Collected data entries
^^^^^^^^^^^^^^^^

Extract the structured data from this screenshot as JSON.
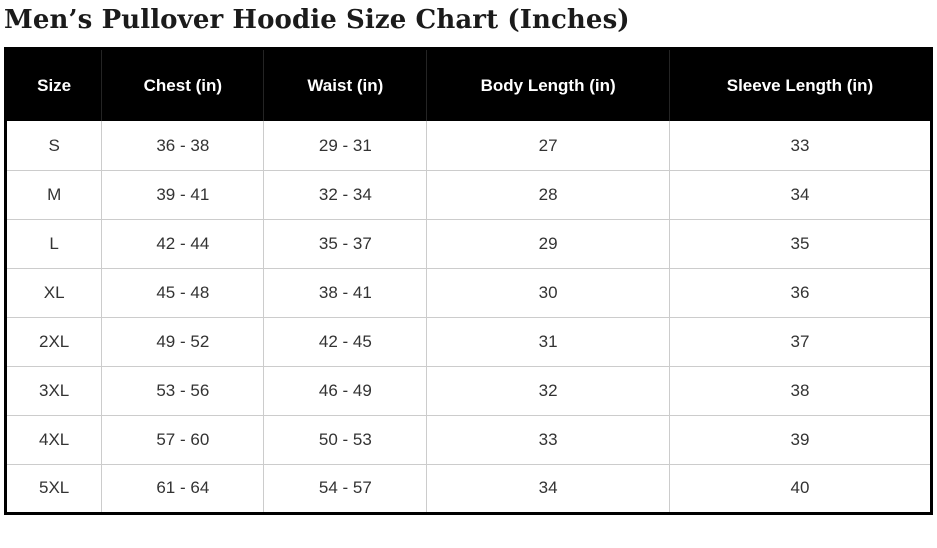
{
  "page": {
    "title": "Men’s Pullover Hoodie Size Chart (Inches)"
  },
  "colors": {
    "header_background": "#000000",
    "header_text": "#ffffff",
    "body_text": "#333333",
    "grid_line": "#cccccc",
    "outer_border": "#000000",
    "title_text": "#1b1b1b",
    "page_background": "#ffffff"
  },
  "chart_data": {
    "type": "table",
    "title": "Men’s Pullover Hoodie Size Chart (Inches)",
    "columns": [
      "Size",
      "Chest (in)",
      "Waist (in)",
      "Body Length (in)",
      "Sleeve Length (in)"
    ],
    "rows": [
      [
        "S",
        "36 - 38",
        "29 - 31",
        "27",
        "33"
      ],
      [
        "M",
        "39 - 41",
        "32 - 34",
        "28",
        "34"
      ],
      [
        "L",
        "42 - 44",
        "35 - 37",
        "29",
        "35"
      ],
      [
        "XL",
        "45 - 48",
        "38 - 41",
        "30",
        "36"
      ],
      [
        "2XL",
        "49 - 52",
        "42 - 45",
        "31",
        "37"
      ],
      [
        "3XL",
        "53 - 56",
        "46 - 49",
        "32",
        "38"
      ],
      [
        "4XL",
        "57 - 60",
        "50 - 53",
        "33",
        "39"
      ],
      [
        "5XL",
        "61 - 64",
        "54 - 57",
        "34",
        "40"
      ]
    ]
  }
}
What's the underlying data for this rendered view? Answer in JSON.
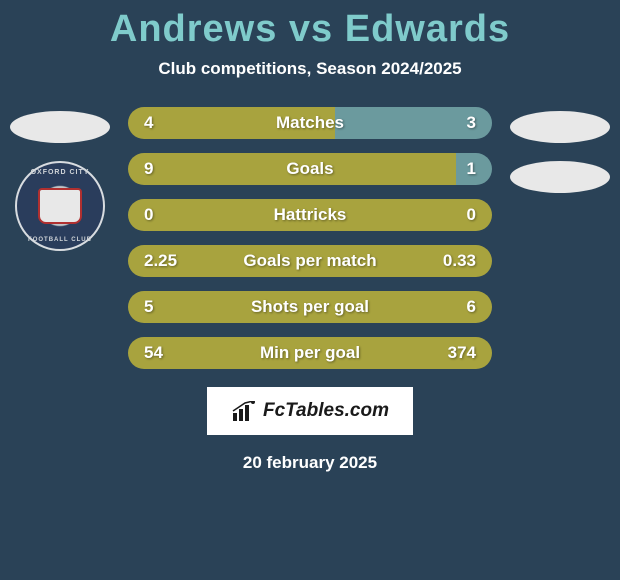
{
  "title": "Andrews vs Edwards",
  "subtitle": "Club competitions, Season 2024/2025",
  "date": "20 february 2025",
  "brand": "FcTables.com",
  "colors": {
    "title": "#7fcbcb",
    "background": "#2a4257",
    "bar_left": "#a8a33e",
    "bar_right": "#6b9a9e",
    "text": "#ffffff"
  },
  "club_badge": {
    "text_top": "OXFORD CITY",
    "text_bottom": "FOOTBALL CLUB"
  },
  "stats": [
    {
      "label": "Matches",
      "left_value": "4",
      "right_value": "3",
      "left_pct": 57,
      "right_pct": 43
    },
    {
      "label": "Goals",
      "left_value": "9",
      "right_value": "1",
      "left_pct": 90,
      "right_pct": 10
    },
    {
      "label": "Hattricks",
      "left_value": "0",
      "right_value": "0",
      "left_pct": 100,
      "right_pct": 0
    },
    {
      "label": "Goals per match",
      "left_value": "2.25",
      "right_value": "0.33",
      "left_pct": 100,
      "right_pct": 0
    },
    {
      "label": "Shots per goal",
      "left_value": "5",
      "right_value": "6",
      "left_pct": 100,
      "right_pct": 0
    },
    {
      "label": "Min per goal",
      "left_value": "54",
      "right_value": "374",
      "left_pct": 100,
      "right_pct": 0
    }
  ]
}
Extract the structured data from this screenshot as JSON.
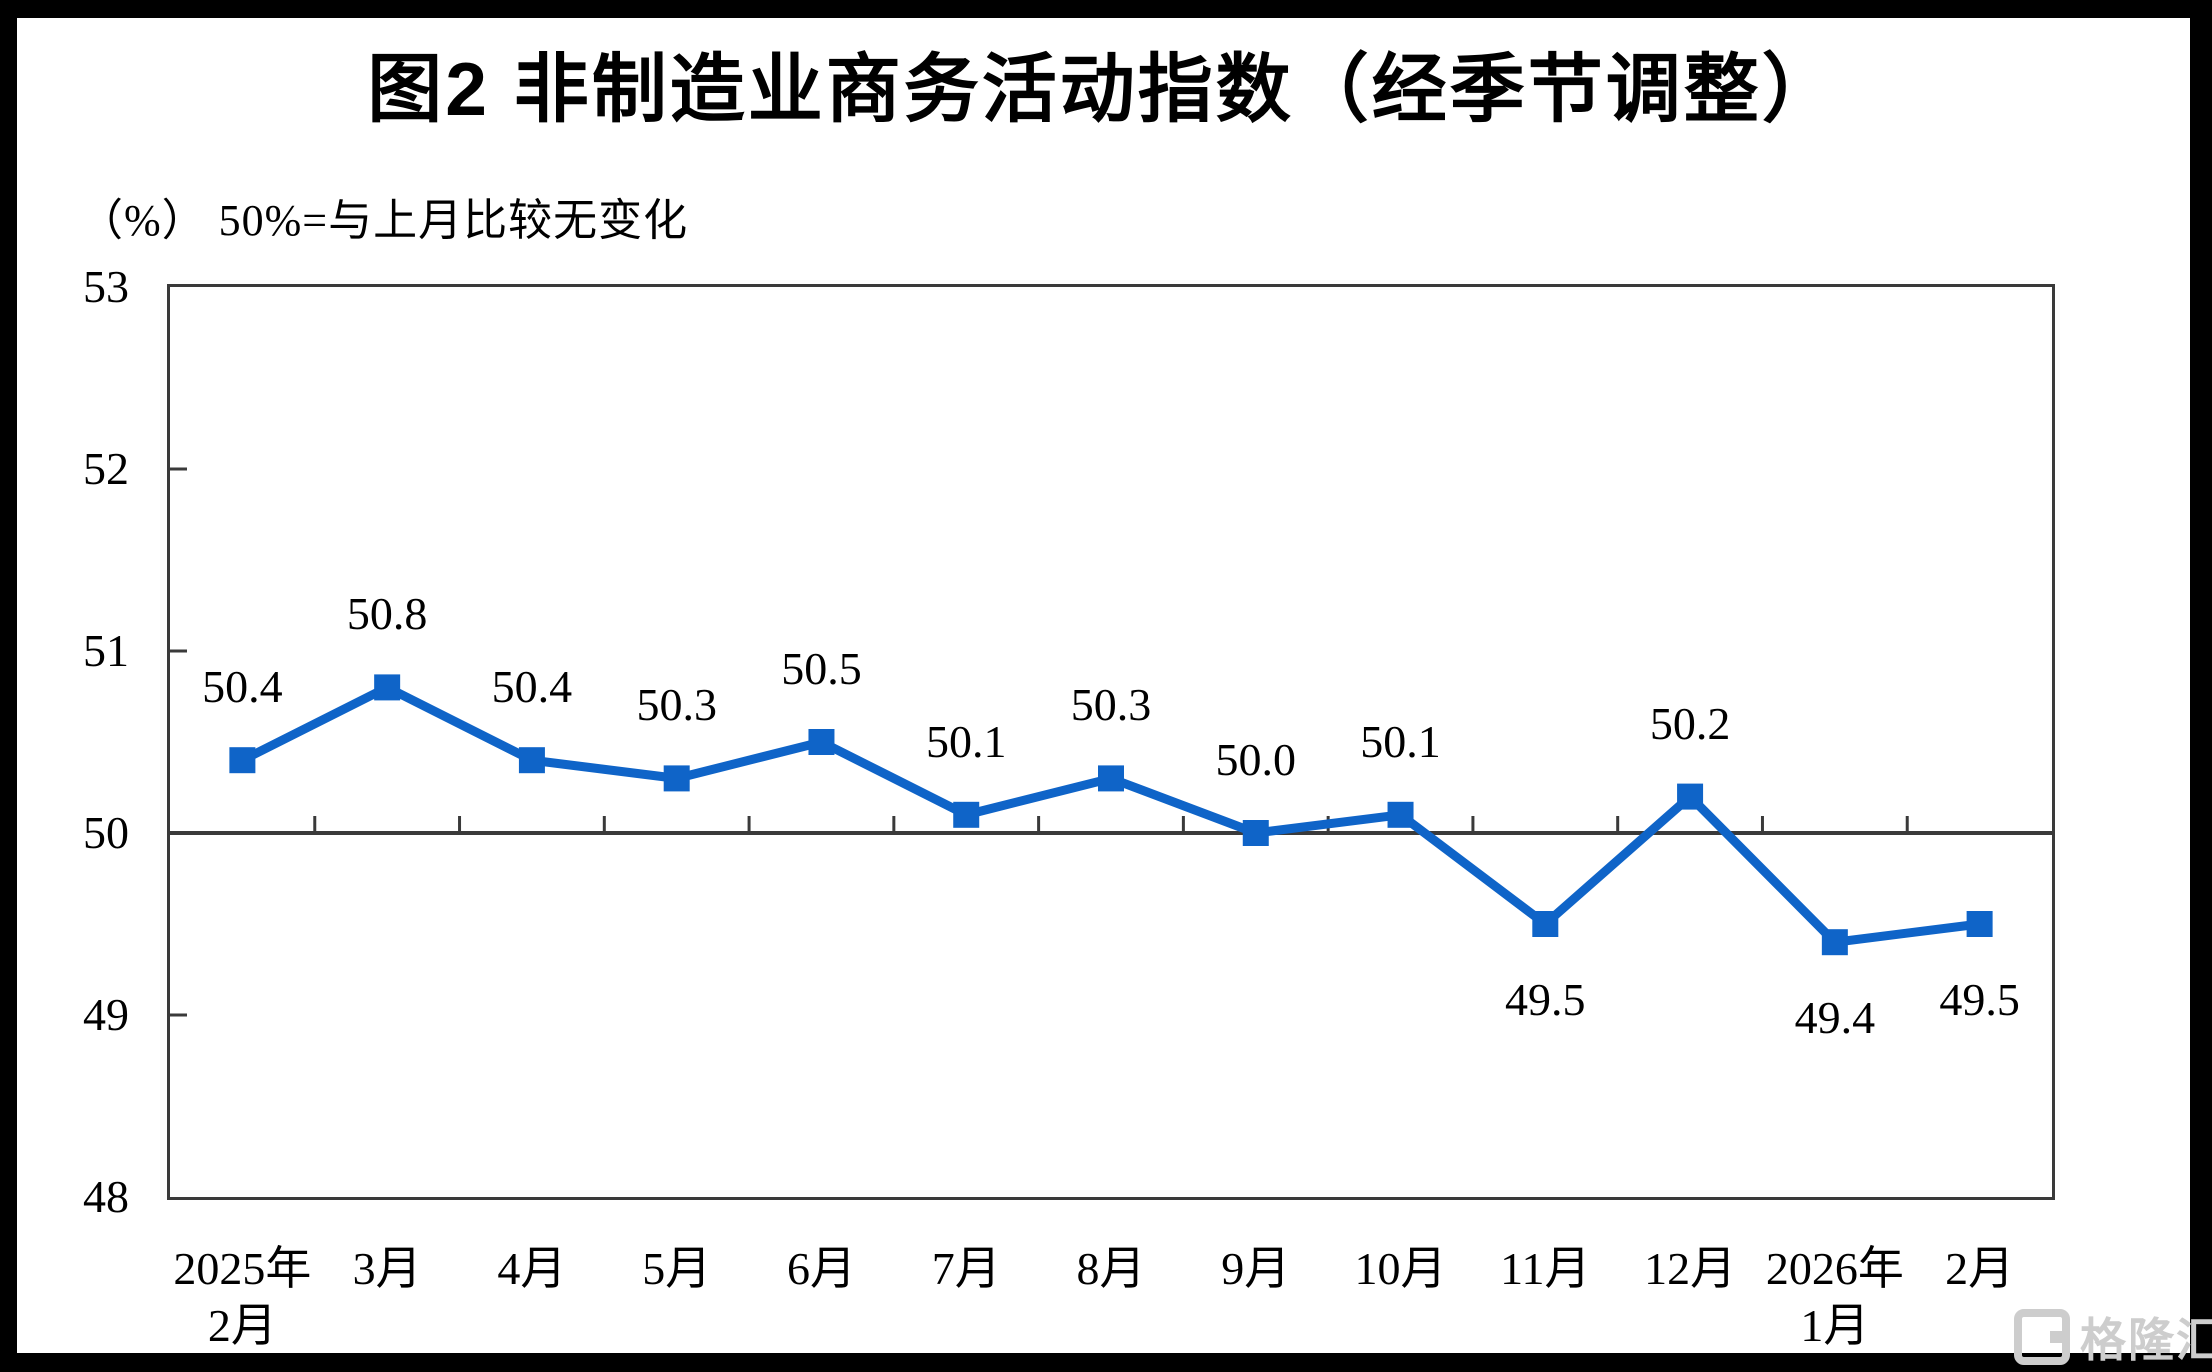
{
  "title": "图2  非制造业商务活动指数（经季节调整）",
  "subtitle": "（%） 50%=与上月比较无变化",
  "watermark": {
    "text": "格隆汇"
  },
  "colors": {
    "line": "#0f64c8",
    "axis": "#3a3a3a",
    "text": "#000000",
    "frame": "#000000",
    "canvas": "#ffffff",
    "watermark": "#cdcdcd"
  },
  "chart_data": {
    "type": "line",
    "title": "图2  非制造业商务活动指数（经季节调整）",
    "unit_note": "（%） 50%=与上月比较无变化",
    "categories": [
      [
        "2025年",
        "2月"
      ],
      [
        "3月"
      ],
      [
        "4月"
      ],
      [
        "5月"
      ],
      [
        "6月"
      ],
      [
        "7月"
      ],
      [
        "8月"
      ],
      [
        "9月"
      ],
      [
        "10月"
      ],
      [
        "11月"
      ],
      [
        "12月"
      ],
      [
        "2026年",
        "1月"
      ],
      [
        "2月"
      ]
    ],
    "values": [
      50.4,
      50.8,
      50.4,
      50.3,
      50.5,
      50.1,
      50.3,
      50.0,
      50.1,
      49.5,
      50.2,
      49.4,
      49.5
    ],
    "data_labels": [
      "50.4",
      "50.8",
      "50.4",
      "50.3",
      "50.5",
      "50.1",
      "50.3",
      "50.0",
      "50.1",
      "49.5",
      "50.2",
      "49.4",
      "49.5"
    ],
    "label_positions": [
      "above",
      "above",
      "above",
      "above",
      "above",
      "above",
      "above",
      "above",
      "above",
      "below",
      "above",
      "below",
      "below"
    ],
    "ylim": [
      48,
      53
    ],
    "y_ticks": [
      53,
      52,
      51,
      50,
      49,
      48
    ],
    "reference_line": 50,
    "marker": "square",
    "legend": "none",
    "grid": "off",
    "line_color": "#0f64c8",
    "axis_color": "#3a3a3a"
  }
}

^^^^^^^^^^^^^^^^

▶ _THE REQUEST_:
Determine how many lines in the listing above hold the word "Size", answering with the number only.

▶ _RESULT BELOW_:
3